• **PROMPT**
In the entries below, identify every line with the string "Админ" and copy it.

◇ ◇ ◇ ◇ ◇

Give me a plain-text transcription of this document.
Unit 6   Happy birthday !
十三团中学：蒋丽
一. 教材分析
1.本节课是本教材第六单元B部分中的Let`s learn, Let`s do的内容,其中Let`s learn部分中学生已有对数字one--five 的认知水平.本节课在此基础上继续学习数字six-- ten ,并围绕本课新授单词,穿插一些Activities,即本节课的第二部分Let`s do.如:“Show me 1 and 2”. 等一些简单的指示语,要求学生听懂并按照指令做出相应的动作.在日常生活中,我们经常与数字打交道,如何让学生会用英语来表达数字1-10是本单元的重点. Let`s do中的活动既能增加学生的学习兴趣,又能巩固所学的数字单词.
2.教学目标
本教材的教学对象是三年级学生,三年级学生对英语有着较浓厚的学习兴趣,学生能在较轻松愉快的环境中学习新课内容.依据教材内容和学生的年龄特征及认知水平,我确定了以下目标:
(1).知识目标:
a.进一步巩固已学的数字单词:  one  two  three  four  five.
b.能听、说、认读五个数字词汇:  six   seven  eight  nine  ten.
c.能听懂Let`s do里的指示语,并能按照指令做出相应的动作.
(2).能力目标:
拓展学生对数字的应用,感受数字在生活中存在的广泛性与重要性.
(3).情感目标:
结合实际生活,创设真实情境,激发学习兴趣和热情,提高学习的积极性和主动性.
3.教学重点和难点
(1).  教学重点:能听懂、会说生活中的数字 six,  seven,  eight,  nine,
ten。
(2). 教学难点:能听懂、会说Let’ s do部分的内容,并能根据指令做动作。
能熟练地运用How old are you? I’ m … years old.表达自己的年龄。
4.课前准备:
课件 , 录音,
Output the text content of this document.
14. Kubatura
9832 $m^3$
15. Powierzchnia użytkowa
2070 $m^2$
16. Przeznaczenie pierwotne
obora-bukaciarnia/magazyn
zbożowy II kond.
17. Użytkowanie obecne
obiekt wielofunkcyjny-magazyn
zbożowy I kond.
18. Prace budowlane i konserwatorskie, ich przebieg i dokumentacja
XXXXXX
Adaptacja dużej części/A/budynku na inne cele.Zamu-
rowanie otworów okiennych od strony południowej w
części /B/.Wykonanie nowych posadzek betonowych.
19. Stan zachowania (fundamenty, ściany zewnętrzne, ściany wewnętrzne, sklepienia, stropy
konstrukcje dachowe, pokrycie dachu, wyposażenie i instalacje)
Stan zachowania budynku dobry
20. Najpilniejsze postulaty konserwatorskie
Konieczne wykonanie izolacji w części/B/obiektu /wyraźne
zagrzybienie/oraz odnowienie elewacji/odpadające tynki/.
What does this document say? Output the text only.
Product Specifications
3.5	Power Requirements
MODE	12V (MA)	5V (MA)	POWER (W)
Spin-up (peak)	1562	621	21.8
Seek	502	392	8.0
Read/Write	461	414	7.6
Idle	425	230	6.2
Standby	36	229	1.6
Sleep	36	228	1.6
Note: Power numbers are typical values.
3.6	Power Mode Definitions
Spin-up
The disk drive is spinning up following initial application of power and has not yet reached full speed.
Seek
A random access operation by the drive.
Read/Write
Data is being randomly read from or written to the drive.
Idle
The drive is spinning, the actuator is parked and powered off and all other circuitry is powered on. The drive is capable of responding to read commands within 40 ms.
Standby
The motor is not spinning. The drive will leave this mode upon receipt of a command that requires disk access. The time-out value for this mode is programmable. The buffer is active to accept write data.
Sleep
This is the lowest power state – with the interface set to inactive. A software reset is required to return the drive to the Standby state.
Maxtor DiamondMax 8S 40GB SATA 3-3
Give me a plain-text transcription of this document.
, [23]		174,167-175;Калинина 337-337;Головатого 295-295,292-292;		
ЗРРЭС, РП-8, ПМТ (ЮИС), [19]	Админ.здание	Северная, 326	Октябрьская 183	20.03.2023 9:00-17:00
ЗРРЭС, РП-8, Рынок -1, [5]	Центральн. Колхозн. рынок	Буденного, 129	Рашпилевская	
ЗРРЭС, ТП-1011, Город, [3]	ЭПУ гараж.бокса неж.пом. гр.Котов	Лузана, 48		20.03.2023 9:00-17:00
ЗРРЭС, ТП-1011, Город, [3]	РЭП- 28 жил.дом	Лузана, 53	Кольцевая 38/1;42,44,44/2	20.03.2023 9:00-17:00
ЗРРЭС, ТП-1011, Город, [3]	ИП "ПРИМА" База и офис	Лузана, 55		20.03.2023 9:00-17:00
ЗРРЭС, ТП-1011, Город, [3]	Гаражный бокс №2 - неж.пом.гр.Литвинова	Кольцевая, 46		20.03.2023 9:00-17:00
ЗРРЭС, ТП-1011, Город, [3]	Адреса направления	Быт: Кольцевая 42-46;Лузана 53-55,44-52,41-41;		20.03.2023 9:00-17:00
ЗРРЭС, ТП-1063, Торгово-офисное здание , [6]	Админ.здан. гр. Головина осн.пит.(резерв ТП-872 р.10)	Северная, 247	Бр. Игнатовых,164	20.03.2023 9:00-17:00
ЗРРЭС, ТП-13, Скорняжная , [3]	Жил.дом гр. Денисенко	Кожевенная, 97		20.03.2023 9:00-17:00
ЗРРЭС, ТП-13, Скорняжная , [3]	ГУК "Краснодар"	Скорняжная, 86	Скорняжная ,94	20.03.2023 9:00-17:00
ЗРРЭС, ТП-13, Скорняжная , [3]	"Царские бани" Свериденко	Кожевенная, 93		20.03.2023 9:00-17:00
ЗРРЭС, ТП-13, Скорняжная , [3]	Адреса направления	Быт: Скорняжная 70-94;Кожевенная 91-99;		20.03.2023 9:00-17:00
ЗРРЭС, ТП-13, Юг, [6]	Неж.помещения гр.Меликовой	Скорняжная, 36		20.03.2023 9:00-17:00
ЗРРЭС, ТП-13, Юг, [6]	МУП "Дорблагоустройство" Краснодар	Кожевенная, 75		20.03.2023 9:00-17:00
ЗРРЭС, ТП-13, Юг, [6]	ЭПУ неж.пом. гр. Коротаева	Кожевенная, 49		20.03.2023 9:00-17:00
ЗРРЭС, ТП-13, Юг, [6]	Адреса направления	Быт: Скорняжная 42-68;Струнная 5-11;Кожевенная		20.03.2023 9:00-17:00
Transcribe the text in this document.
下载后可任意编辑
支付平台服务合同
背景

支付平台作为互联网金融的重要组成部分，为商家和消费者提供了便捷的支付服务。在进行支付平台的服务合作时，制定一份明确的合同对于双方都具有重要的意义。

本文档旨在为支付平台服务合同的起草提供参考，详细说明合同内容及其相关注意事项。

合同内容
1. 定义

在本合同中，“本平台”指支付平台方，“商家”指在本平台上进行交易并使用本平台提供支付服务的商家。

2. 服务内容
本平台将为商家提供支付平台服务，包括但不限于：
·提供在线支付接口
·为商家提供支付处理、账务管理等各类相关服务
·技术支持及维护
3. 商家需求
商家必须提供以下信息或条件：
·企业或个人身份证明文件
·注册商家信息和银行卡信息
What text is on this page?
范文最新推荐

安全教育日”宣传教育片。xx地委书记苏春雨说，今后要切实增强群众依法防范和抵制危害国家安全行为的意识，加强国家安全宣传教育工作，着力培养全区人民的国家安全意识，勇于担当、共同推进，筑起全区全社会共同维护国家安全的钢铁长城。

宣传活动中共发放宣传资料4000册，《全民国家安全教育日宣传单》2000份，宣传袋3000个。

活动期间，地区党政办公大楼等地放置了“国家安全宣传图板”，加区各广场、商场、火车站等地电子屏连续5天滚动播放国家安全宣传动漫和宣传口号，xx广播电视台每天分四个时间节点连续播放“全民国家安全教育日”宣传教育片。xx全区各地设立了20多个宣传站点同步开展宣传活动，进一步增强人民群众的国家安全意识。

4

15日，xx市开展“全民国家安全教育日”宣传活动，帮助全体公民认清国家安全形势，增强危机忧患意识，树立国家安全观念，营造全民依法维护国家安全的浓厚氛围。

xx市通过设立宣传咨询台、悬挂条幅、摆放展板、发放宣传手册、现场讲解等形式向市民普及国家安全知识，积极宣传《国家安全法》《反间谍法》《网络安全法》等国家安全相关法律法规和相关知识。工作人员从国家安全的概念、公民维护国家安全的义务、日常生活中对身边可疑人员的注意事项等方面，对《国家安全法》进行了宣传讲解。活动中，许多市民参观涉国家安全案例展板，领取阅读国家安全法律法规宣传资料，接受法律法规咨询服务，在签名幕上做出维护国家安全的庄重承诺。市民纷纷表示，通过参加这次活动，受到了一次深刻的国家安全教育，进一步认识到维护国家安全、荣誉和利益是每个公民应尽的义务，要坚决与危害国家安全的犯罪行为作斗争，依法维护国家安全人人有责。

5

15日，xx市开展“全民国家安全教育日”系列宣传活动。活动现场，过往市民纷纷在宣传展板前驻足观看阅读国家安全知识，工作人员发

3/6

◇ ◇ ◇ ◇ ◇

• **REPLY TO THE EXERCISE**
ЗРРЭС, РП-8, ПМТ (ЮИС), [19]	Админ.здание	Северная, 326	Октябрьская 183	20.03.2023 9:00-17:00
ЗРРЭС, ТП-1063, Торгово-офисное здание , [6]	Админ.здан. гр. Головина осн.пит.(резерв ТП-872 р.10)	Северная, 247	Бр. Игнатовых,164	20.03.2023 9:00-17:00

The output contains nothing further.